BEGIN Records to process

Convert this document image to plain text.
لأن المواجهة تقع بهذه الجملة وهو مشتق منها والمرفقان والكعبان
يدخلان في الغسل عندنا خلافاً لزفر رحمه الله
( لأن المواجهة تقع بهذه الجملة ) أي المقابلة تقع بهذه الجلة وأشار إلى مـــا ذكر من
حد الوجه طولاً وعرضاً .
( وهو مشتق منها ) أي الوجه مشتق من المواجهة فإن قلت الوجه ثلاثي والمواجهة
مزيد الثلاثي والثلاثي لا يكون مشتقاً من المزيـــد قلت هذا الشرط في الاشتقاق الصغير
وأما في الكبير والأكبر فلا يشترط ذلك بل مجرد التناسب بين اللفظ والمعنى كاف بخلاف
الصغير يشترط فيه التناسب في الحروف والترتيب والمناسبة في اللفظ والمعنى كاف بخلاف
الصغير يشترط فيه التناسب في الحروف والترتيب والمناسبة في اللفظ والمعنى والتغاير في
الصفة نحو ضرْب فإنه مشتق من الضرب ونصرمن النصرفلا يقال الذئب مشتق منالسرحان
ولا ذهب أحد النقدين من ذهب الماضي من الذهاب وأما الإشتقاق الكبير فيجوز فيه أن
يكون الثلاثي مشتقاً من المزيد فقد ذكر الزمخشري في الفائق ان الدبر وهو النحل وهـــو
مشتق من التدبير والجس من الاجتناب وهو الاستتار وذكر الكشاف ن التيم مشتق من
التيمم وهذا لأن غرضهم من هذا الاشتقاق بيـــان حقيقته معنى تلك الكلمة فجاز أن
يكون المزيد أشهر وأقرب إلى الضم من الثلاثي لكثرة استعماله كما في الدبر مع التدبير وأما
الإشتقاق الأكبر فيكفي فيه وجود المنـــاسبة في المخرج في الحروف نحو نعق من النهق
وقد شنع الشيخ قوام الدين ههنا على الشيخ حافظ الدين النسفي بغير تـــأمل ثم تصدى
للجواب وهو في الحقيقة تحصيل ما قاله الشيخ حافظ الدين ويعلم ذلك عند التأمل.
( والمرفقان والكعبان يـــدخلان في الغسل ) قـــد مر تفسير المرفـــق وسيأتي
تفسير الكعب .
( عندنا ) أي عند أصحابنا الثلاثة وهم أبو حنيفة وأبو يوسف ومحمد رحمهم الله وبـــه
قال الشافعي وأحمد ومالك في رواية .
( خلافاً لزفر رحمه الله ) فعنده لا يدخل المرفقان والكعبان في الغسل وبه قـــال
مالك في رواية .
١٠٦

END Records to process

* [Directions for this task]:
Extract every line above containing the word "بخلاف".

* [Solution for this task]:
وأما في الكبير والأكبر فلا يشترط ذلك بل مجرد التناسب بين اللفظ والمعنى كاف بخلاف
الصغير يشترط فيه التناسب في الحروف والترتيب والمناسبة في اللفظ والمعنى كاف بخلاف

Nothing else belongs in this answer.